Saved data entries:
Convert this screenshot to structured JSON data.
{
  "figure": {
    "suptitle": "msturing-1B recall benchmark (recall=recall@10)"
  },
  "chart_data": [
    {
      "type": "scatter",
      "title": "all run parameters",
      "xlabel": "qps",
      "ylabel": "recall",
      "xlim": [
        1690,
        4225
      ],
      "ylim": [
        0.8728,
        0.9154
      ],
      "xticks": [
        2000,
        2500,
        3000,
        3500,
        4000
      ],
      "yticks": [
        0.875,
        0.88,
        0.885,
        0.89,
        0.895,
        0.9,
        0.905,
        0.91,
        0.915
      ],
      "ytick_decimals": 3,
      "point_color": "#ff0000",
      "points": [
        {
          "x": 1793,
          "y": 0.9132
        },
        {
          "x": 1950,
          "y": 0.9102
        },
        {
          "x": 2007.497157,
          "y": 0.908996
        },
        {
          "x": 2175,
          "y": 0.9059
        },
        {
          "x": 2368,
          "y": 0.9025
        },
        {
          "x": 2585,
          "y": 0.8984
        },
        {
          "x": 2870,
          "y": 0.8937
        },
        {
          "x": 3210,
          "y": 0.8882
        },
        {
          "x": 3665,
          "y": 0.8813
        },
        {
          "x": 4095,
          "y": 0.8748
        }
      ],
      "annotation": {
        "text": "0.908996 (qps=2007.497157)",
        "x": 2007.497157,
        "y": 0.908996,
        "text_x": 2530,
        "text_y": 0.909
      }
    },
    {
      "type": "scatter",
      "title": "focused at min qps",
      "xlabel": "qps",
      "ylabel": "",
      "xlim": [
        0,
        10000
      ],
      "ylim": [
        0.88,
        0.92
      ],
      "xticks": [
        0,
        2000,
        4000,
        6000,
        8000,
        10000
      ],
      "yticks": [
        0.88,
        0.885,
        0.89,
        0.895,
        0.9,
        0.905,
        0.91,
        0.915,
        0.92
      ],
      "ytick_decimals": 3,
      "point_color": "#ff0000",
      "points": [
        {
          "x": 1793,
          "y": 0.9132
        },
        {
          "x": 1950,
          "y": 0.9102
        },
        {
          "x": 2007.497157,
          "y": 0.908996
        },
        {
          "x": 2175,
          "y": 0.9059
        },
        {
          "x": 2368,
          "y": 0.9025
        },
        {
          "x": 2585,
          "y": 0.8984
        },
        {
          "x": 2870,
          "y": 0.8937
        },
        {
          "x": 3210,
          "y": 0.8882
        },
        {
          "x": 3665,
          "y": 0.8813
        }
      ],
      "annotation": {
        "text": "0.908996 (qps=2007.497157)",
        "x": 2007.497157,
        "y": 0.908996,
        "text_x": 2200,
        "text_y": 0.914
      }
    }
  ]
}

**Aim of the task:** Copy all of the data. Keep every word exactly as it is.

**Answer to this problem:**
Convert this screenshot to structured JSON data.
{
  "figure": {
    "suptitle": "msturing-1B recall benchmark (recall=recall@10)"
  },
  "chart_data": [
    {
      "type": "scatter",
      "title": "all run parameters",
      "xlabel": "qps",
      "ylabel": "recall",
      "xlim": [
        1690,
        4225
      ],
      "ylim": [
        0.8728,
        0.9154
      ],
      "xticks": [
        2000,
        2500,
        3000,
        3500,
        4000
      ],
      "yticks": [
        0.875,
        0.88,
        0.885,
        0.89,
        0.895,
        0.9,
        0.905,
        0.91,
        0.915
      ],
      "ytick_decimals": 3,
      "point_color": "#ff0000",
      "points": [
        {
          "x": 1793,
          "y": 0.9132
        },
        {
          "x": 1950,
          "y": 0.9102
        },
        {
          "x": 2007.497157,
          "y": 0.908996
        },
        {
          "x": 2175,
          "y": 0.9059
        },
        {
          "x": 2368,
          "y": 0.9025
        },
        {
          "x": 2585,
          "y": 0.8984
        },
        {
          "x": 2870,
          "y": 0.8937
        },
        {
          "x": 3210,
          "y": 0.8882
        },
        {
          "x": 3665,
          "y": 0.8813
        },
        {
          "x": 4095,
          "y": 0.8748
        }
      ],
      "annotation": {
        "text": "0.908996 (qps=2007.497157)",
        "x": 2007.497157,
        "y": 0.908996,
        "text_x": 2530,
        "text_y": 0.909
      }
    },
    {
      "type": "scatter",
      "title": "focused at min qps",
      "xlabel": "qps",
      "ylabel": "",
      "xlim": [
        0,
        10000
      ],
      "ylim": [
        0.88,
        0.92
      ],
      "xticks": [
        0,
        2000,
        4000,
        6000,
        8000,
        10000
      ],
      "yticks": [
        0.88,
        0.885,
        0.89,
        0.895,
        0.9,
        0.905,
        0.91,
        0.915,
        0.92
      ],
      "ytick_decimals": 3,
      "point_color": "#ff0000",
      "points": [
        {
          "x": 1793,
          "y": 0.9132
        },
        {
          "x": 1950,
          "y": 0.9102
        },
        {
          "x": 2007.497157,
          "y": 0.908996
        },
        {
          "x": 2175,
          "y": 0.9059
        },
        {
          "x": 2368,
          "y": 0.9025
        },
        {
          "x": 2585,
          "y": 0.8984
        },
        {
          "x": 2870,
          "y": 0.8937
        },
        {
          "x": 3210,
          "y": 0.8882
        },
        {
          "x": 3665,
          "y": 0.8813
        }
      ],
      "annotation": {
        "text": "0.908996 (qps=2007.497157)",
        "x": 2007.497157,
        "y": 0.908996,
        "text_x": 2200,
        "text_y": 0.914
      }
    }
  ]
}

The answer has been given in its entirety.